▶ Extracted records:

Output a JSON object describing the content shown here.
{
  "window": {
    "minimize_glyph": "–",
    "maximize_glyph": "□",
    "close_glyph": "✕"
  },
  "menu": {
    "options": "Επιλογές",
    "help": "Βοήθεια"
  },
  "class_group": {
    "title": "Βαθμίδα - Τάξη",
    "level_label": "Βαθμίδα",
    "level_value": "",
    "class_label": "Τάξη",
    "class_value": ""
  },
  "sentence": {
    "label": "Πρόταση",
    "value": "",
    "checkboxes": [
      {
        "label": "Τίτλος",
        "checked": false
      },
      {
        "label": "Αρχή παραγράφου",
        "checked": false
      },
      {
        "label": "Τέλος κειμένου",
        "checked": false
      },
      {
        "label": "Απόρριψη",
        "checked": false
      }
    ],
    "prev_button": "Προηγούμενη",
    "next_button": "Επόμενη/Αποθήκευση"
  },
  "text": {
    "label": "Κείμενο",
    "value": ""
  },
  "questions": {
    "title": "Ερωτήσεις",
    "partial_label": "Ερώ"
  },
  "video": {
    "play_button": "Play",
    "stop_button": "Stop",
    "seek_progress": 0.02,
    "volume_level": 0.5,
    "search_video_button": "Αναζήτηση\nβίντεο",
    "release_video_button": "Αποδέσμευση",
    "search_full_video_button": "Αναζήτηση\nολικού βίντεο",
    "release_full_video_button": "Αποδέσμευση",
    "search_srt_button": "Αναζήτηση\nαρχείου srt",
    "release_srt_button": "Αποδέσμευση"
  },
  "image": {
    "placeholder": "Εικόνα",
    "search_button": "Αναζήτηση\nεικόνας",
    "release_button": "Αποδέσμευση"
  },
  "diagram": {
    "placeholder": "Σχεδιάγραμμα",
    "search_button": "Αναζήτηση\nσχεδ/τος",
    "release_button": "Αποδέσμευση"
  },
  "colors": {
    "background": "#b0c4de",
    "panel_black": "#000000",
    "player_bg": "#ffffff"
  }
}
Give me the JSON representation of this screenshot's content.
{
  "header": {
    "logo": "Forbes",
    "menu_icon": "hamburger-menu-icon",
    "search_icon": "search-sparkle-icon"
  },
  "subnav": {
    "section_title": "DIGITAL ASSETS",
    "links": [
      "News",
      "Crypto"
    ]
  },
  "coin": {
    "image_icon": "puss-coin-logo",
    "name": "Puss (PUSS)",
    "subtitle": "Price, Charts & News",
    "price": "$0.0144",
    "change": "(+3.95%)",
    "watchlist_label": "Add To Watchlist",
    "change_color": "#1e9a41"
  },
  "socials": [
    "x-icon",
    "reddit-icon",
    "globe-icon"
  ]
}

▶ Exercise details: Search the lines for the word "Τάξη" and report how many contain it, by number only.

▶ Reply to the task: 2